Brief:
Look below for the line that contains "Output the text content of this document.", then copy it and each following line to the end of the records, minus any pictures.

Extracted records
◇ ◇ ◇ ◇

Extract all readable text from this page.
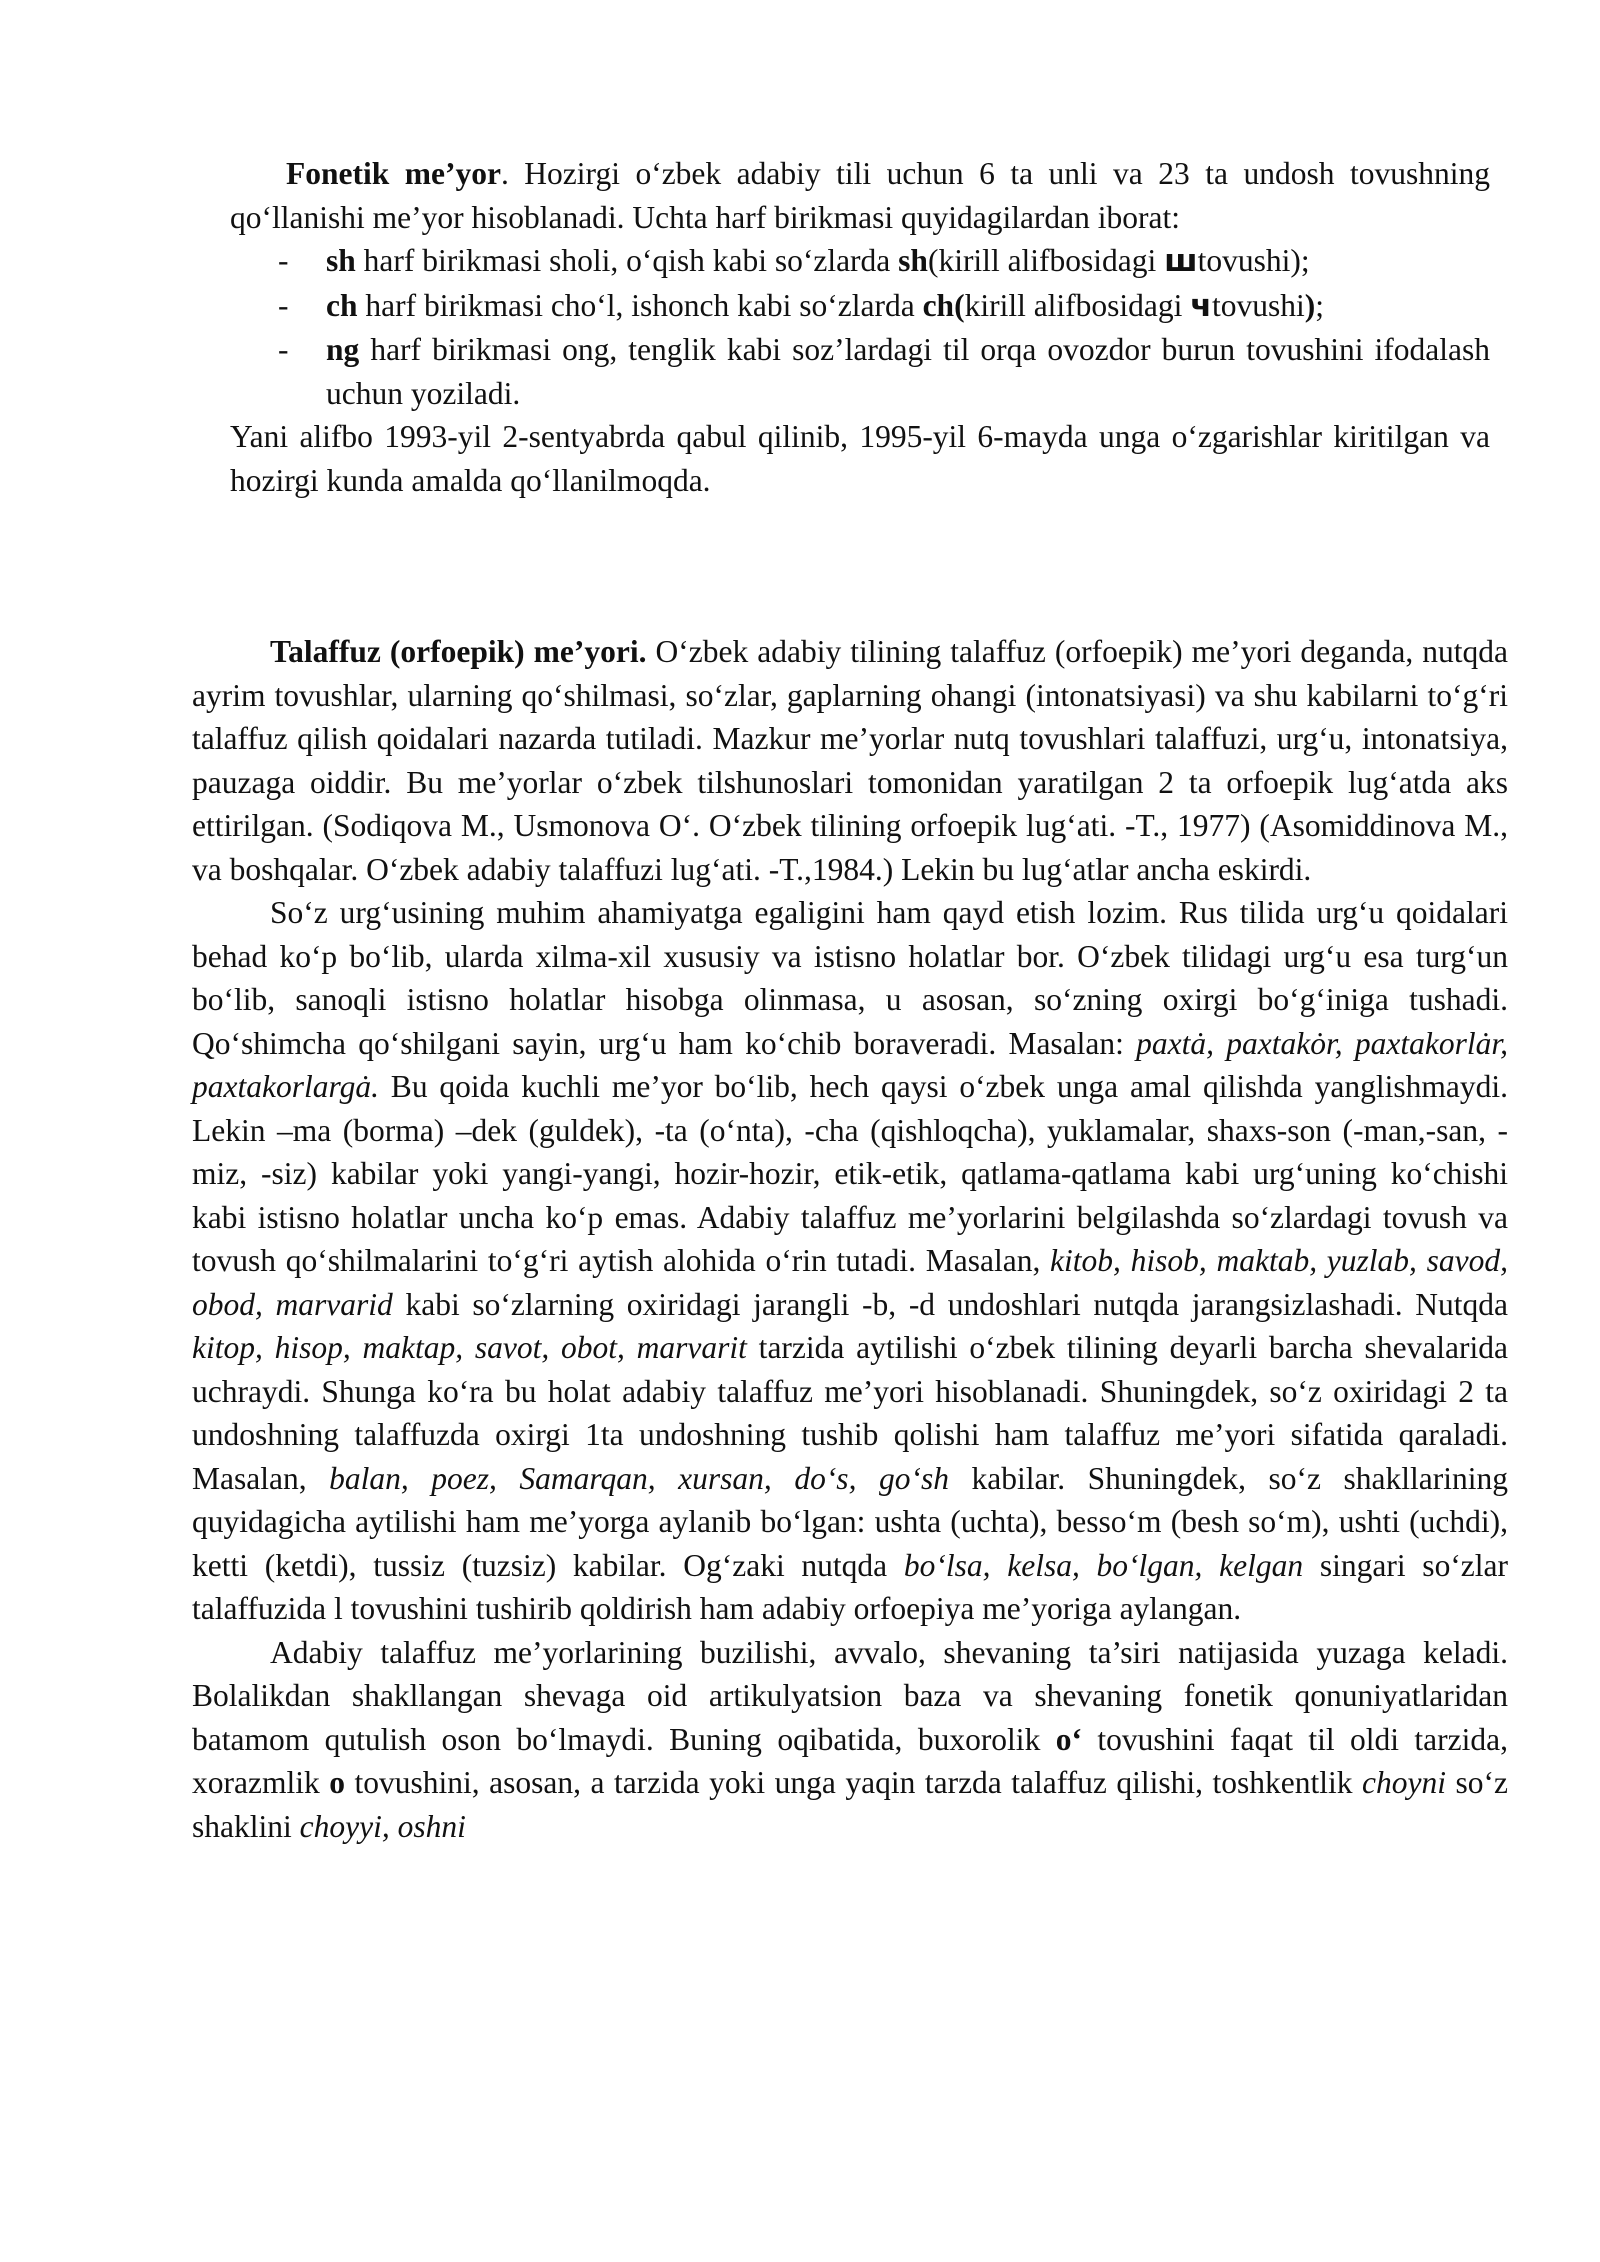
Fonetik me’yor. Hozirgi o‘zbek adabiy tili uchun 6 ta unli va 23 ta undosh tovushning qo‘llanishi me’yor hisoblanadi. Uchta harf birikmasi quyidagilardan iborat:

- sh harf birikmasi sholi, o‘qish kabi so‘zlarda sh(kirill alifbosidagi шtovushi);
- ch harf birikmasi cho‘l, ishonch kabi so‘zlarda ch(kirill alifbosidagi чtovushi);
- ng harf birikmasi ong, tenglik kabi soz’lardagi til orqa ovozdor burun tovushini ifodalash uchun yoziladi.

Yani alifbo 1993-yil 2-sentyabrda qabul qilinib, 1995-yil 6-mayda unga o‘zgarishlar kiritilgan va hozirgi kunda amalda qo‘llanilmoqda.

Talaffuz (orfoepik) me’yori. O‘zbek adabiy tilining talaffuz (orfoepik) me’yori deganda, nutqda ayrim tovushlar, ularning qo‘shilmasi, so‘zlar, gaplarning ohangi (intonatsiyasi) va shu kabilarni to‘g‘ri talaffuz qilish qoidalari nazarda tutiladi. Mazkur me’yorlar nutq tovushlari talaffuzi, urg‘u, intonatsiya, pauzaga oiddir. Bu me’yorlar o‘zbek tilshunoslari tomonidan yaratilgan 2 ta orfoepik lug‘atda aks ettirilgan. (Sodiqova M., Usmonova O‘. O‘zbek tilining orfoepik lug‘ati. -T., 1977) (Asomiddinova M., va boshqalar. O‘zbek adabiy talaffuzi lug‘ati. -T.,1984.) Lekin bu lug‘atlar ancha eskirdi.

So‘z urg‘usining muhim ahamiyatga egaligini ham qayd etish lozim. Rus tilida urg‘u qoidalari behad ko‘p bo‘lib, ularda xilma-xil xususiy va istisno holatlar bor. O‘zbek tilidagi urg‘u esa turg‘un bo‘lib, sanoqli istisno holatlar hisobga olinmasa, u asosan, so‘zning oxirgi bo‘g‘iniga tushadi. Qo‘shimcha qo‘shilgani sayin, urg‘u ham ko‘chib boraveradi. Masalan: paxtȧ, paxtakȯr, paxtakorlȧr, paxtakorlargȧ. Bu qoida kuchli me’yor bo‘lib, hech qaysi o‘zbek unga amal qilishda yanglishmaydi. Lekin –ma (borma) –dek (guldek), -ta (o‘nta), -cha (qishloqcha), yuklamalar, shaxs-son (-man,-san, -miz, -siz) kabilar yoki yangi-yangi, hozir-hozir, etik-etik, qatlama-qatlama kabi urg‘uning ko‘chishi kabi istisno holatlar uncha ko‘p emas. Adabiy talaffuz me’yorlarini belgilashda so‘zlardagi tovush va tovush qo‘shilmalarini to‘g‘ri aytish alohida o‘rin tutadi. Masalan, kitob, hisob, maktab, yuzlab, savod, obod, marvarid kabi so‘zlarning oxiridagi jarangli -b, -d undoshlari nutqda jarangsizlashadi. Nutqda kitop, hisop, maktap, savot, obot, marvarit tarzida aytilishi o‘zbek tilining deyarli barcha shevalarida uchraydi. Shunga ko‘ra bu holat adabiy talaffuz me’yori hisoblanadi. Shuningdek, so‘z oxiridagi 2 ta undoshning talaffuzda oxirgi 1ta undoshning tushib qolishi ham talaffuz me’yori sifatida qaraladi. Masalan, balan, poez, Samarqan, xursan, do‘s, go‘sh kabilar. Shuningdek, so‘z shakllarining quyidagicha aytilishi ham me’yorga aylanib bo‘lgan: ushta (uchta), besso‘m (besh so‘m), ushti (uchdi), ketti (ketdi), tussiz (tuzsiz) kabilar. Og‘zaki nutqda bo‘lsa, kelsa, bo‘lgan, kelgan singari so‘zlar talaffuzida l tovushini tushirib qoldirish ham adabiy orfoepiya me’yoriga aylangan.

Adabiy talaffuz me’yorlarining buzilishi, avvalo, shevaning ta’siri natijasida yuzaga keladi. Bolalikdan shakllangan shevaga oid artikulyatsion baza va shevaning fonetik qonuniyatlaridan batamom qutulish oson bo‘lmaydi. Buning oqibatida, buxorolik o‘ tovushini faqat til oldi tarzida, xorazmlik o tovushini, asosan, a tarzida yoki unga yaqin tarzda talaffuz qilishi, toshkentlik choyni so‘z shaklini choyyi, oshni
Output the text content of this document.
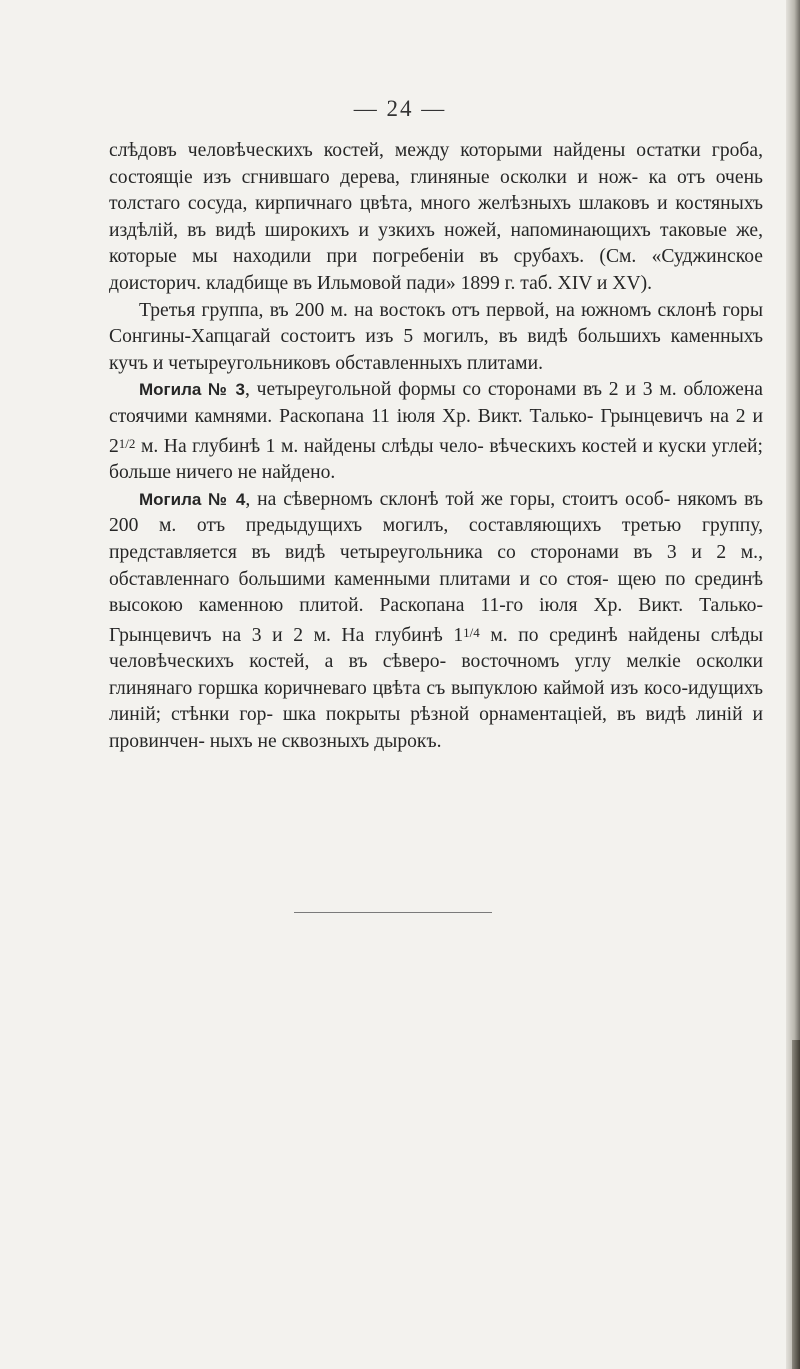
— 24 —

слѣдовъ человѣческихъ костей, между которыми найдены остатки гроба, состоящіе изъ сгнившаго дерева, глиняные осколки и нож- ка отъ очень толстаго сосуда, кирпичнаго цвѣта, много желѣзныхъ шлаковъ и костяныхъ издѣлій, въ видѣ широкихъ и узкихъ ножей, напоминающихъ таковые же, которые мы находили при погребеніи въ срубахъ. (См. «Суджинское доисторич. кладбище въ Ильмовой пади» 1899 г. таб. XIV и XV).

Третья группа, въ 200 м. на востокъ отъ первой, на южномъ склонѣ горы Сонгины-Хапцагай состоитъ изъ 5 могилъ, въ видѣ большихъ каменныхъ кучъ и четыреугольниковъ обставленныхъ плитами.

Могила № 3, четыреугольной формы со сторонами въ 2 и 3 м. обложена стоячими камнями. Раскопана 11 іюля Хр. Викт. Талько- Грынцевичъ на 2 и $2^{1/2}$ м. На глубинѣ 1 м. найдены слѣды чело- вѣческихъ костей и куски углей; больше ничего не найдено.

Могила № 4, на сѣверномъ склонѣ той же горы, стоитъ особ- някомъ въ 200 м. отъ предыдущихъ могилъ, составляющихъ третью группу, представляется въ видѣ четыреугольника со сторонами въ 3 и 2 м., обставленнаго большими каменными плитами и со стоя- щею по срединѣ высокою каменною плитой. Раскопана 11-го іюля Хр. Викт. Талько-Грынцевичъ на 3 и 2 м. На глубинѣ $1^{1/4}$ м. по срединѣ найдены слѣды человѣческихъ костей, а въ сѣверо- восточномъ углу мелкіе осколки глинянаго горшка коричневаго цвѣта съ выпуклою каймой изъ косо-идущихъ линій; стѣнки гор- шка покрыты рѣзной орнаментаціей, въ видѣ линій и провинчен- ныхъ не сквозныхъ дырокъ.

◇ ◇ ◇ ◇

Final answer:
Output the text content of this document.
— 24 —

слѣдовъ человѣческихъ костей, между которыми найдены остатки гроба, состоящіе изъ сгнившаго дерева, глиняные осколки и нож- ка отъ очень толстаго сосуда, кирпичнаго цвѣта, много желѣзныхъ шлаковъ и костяныхъ издѣлій, въ видѣ широкихъ и узкихъ ножей, напоминающихъ таковые же, которые мы находили при погребеніи въ срубахъ. (См. «Суджинское доисторич. кладбище въ Ильмовой пади» 1899 г. таб. XIV и XV).

Третья группа, въ 200 м. на востокъ отъ первой, на южномъ склонѣ горы Сонгины-Хапцагай состоитъ изъ 5 могилъ, въ видѣ большихъ каменныхъ кучъ и четыреугольниковъ обставленныхъ плитами.

Могила № 3, четыреугольной формы со сторонами въ 2 и 3 м. обложена стоячими камнями. Раскопана 11 іюля Хр. Викт. Талько- Грынцевичъ на 2 и $2^{1/2}$ м. На глубинѣ 1 м. найдены слѣды чело- вѣческихъ костей и куски углей; больше ничего не найдено.

Могила № 4, на сѣверномъ склонѣ той же горы, стоитъ особ- някомъ въ 200 м. отъ предыдущихъ могилъ, составляющихъ третью группу, представляется въ видѣ четыреугольника со сторонами въ 3 и 2 м., обставленнаго большими каменными плитами и со стоя- щею по срединѣ высокою каменною плитой. Раскопана 11-го іюля Хр. Викт. Талько-Грынцевичъ на 3 и 2 м. На глубинѣ $1^{1/4}$ м. по срединѣ найдены слѣды человѣческихъ костей, а въ сѣверо- восточномъ углу мелкіе осколки глинянаго горшка коричневаго цвѣта съ выпуклою каймой изъ косо-идущихъ линій; стѣнки гор- шка покрыты рѣзной орнаментаціей, въ видѣ линій и провинчен- ныхъ не сквозныхъ дырокъ.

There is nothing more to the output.